Gather up the lines with the word "περιοχή" in them.

Data records

=-=-=-=-=

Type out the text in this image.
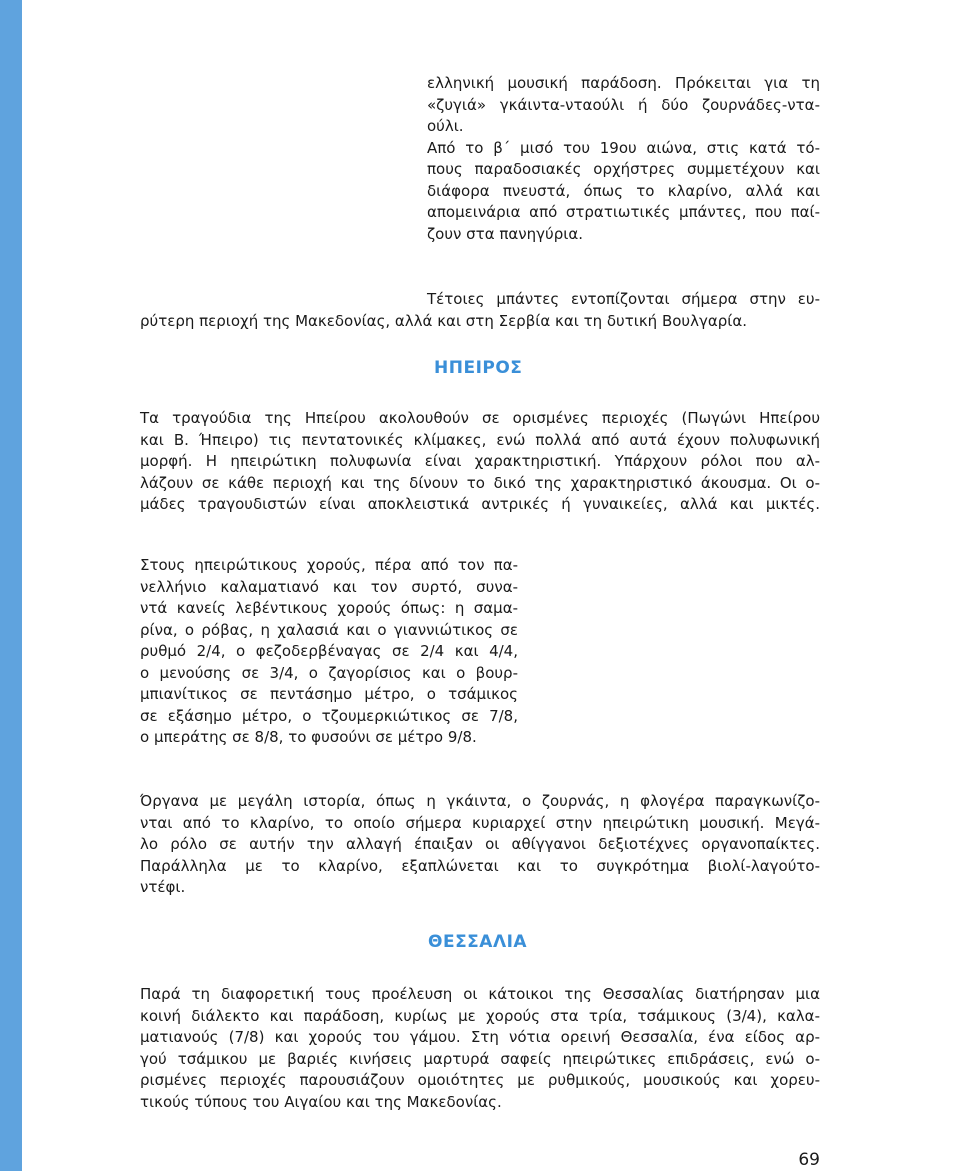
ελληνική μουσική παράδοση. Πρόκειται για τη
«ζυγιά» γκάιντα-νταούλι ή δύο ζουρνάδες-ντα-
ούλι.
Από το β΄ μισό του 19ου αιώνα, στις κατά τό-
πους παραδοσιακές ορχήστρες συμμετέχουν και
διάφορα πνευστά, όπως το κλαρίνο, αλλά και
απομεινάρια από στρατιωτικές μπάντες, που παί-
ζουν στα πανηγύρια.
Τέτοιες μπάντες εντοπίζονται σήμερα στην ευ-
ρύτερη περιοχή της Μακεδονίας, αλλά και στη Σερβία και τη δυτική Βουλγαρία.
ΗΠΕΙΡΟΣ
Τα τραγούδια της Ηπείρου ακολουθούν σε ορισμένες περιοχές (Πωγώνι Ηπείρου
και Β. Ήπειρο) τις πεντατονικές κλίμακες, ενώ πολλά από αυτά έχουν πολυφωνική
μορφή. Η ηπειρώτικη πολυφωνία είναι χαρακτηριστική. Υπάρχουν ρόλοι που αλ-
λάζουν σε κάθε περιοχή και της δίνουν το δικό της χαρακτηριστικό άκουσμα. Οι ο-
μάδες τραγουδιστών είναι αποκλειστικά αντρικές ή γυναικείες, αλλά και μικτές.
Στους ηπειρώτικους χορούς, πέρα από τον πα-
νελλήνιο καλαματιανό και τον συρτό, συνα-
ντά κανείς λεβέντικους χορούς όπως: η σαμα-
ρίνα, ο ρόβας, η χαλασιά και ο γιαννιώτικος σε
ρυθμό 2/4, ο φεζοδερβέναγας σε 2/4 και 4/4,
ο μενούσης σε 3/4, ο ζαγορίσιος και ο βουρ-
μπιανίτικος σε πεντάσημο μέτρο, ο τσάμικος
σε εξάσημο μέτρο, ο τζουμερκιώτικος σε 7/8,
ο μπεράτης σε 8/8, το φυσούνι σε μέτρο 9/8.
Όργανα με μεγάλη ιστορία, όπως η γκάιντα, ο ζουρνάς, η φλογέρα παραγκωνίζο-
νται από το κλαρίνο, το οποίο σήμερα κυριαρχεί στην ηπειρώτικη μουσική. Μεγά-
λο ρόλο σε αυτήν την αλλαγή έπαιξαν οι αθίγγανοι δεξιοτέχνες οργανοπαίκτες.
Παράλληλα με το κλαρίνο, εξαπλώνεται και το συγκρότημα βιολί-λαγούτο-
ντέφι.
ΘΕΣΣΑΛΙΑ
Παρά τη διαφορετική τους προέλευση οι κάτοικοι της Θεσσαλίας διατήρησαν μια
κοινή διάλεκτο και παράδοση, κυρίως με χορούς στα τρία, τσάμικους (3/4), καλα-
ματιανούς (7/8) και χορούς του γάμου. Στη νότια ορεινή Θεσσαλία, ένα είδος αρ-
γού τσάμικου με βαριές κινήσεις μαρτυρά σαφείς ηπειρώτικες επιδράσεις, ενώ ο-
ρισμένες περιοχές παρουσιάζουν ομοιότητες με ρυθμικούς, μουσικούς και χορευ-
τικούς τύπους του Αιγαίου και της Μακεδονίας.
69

=-=-=-=-=

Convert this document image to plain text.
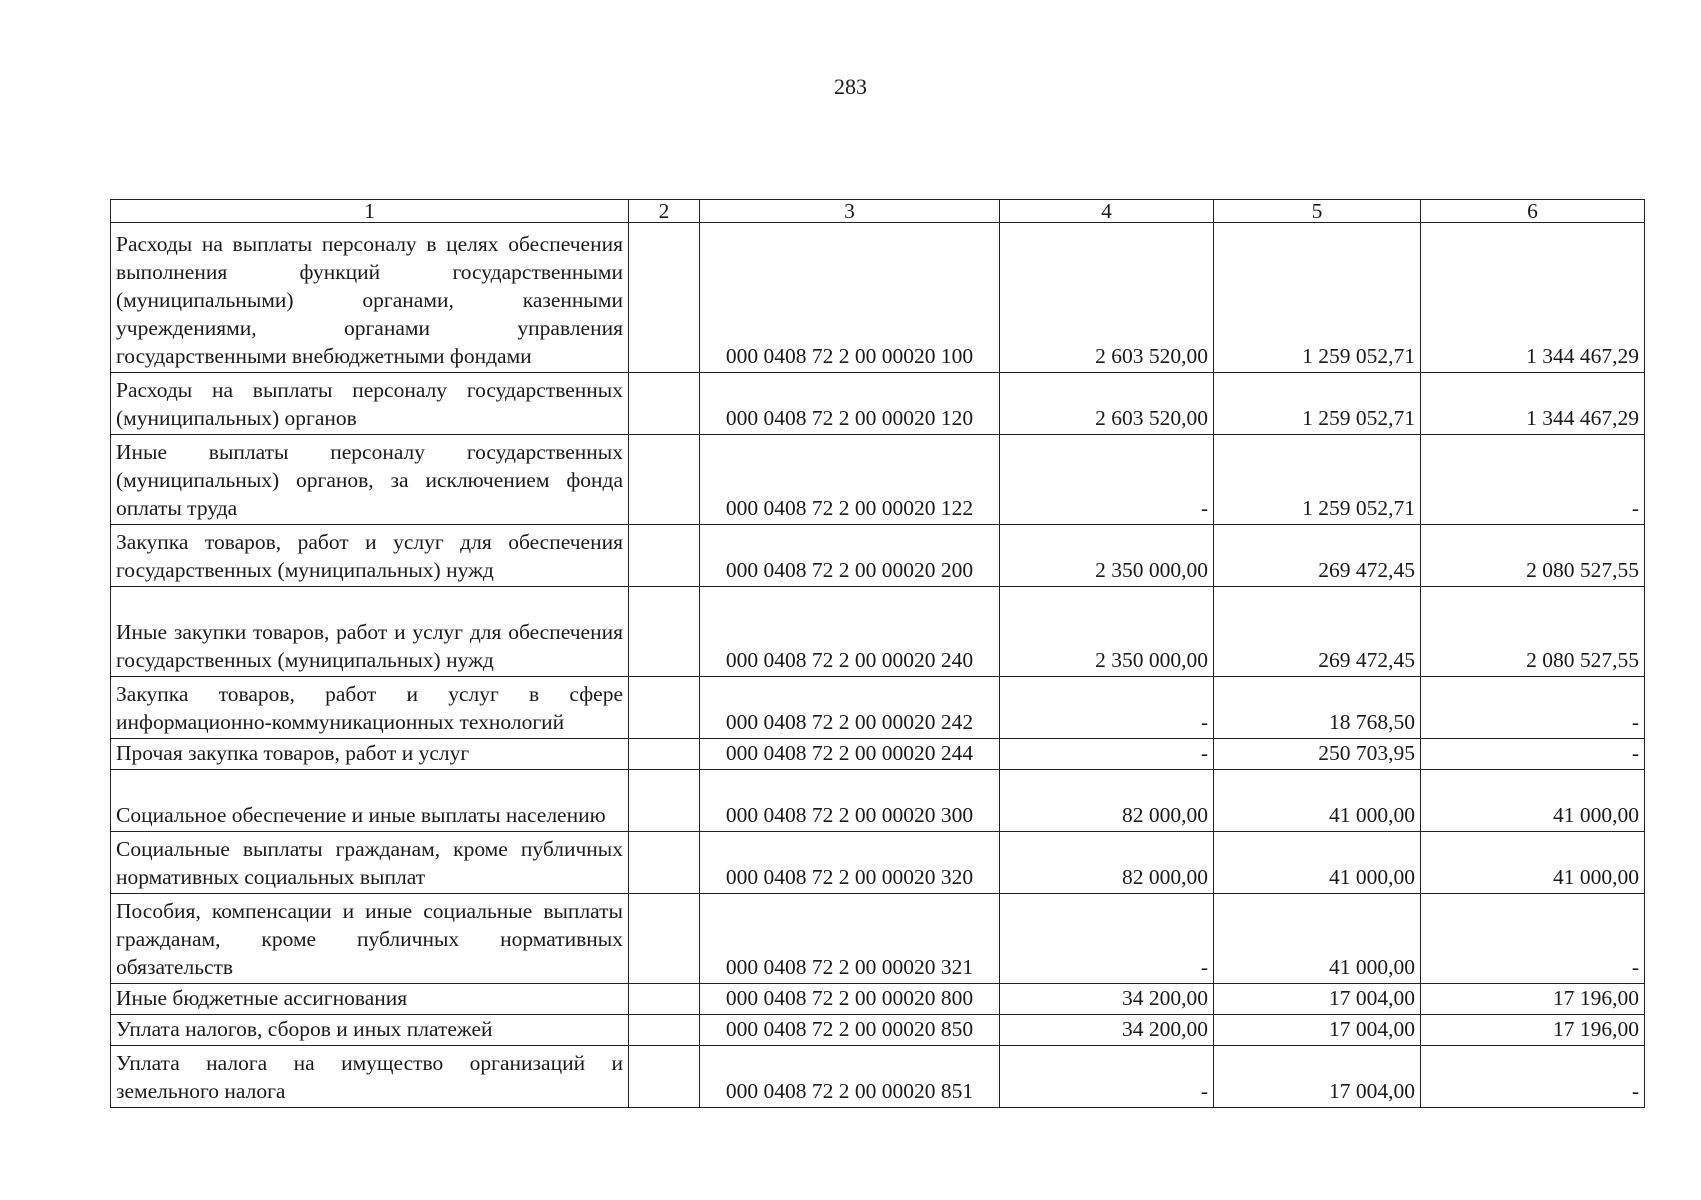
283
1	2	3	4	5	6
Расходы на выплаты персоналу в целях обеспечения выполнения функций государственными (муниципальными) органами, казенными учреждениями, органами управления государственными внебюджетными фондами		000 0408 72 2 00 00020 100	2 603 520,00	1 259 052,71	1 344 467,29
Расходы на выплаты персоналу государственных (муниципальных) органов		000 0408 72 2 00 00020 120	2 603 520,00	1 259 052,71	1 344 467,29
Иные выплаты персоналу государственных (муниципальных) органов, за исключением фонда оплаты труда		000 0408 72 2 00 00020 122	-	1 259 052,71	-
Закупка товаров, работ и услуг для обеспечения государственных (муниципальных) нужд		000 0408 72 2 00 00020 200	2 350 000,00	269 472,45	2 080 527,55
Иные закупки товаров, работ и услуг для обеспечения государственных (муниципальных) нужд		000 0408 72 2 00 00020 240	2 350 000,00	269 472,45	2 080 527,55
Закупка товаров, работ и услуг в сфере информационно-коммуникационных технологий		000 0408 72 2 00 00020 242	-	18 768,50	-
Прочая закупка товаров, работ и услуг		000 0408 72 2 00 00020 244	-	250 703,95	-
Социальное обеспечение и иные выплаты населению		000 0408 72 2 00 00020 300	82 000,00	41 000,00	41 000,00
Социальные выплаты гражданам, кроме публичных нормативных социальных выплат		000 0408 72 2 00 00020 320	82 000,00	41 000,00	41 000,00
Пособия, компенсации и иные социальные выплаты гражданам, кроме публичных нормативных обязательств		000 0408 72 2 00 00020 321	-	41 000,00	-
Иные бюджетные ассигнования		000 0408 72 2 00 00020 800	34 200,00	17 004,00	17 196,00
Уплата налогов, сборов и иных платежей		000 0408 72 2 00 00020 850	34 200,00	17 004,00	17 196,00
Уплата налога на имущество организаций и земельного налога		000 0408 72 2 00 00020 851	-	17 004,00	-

=-=-=-=-=

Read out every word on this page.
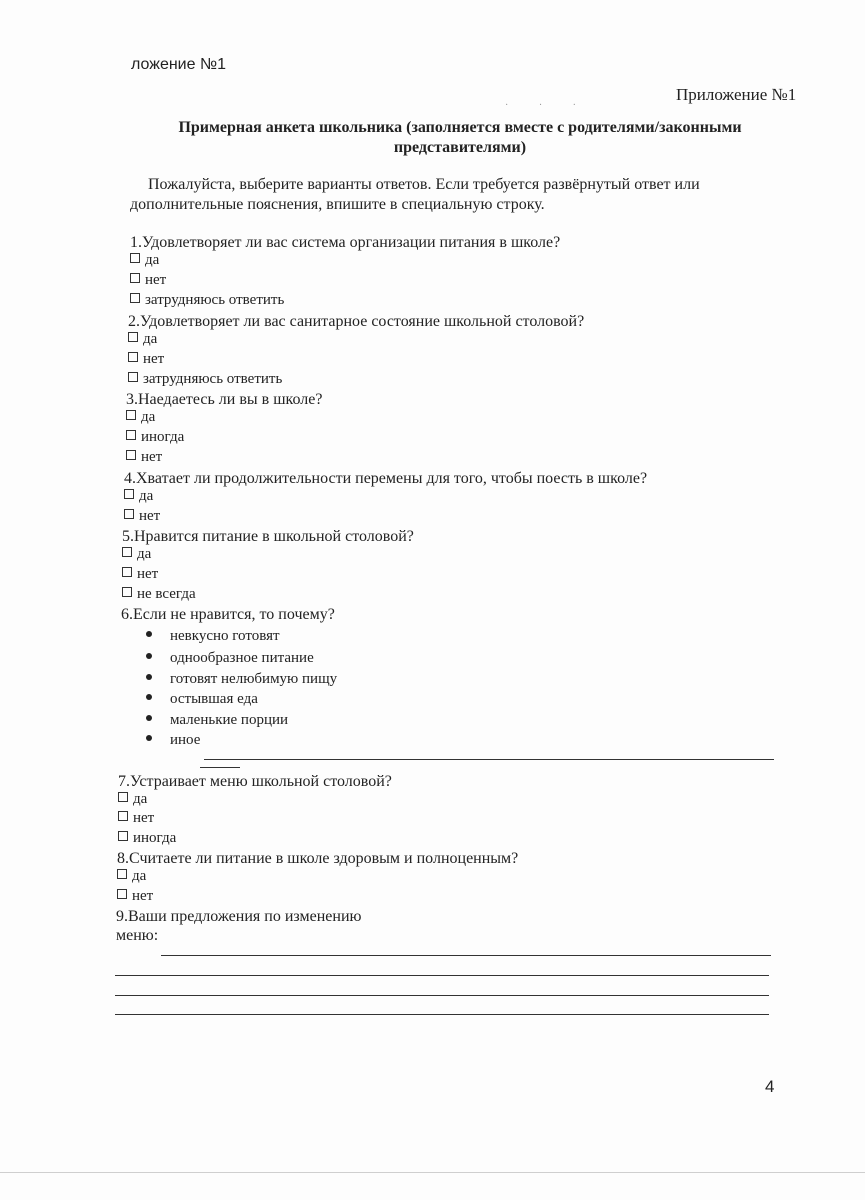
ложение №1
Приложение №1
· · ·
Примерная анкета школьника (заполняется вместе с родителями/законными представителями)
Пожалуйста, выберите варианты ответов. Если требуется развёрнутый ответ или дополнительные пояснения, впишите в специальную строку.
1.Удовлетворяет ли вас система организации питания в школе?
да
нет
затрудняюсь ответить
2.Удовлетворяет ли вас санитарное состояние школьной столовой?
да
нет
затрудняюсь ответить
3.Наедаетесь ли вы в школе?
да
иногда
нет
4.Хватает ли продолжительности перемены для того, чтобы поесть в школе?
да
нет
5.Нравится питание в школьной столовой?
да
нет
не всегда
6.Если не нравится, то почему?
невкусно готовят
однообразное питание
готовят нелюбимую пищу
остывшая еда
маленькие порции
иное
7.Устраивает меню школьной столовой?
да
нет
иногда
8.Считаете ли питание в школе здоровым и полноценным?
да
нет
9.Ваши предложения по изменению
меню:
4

=-=-=-=-=

* **EXPECTED OUTPUT**:
ρύτερη περιοχή της Μακεδονίας, αλλά και στη Σερβία και τη δυτική Βουλγαρία.
λάζουν σε κάθε περιοχή και της δίνουν το δικό της χαρακτηριστικό άκουσμα. Οι ο-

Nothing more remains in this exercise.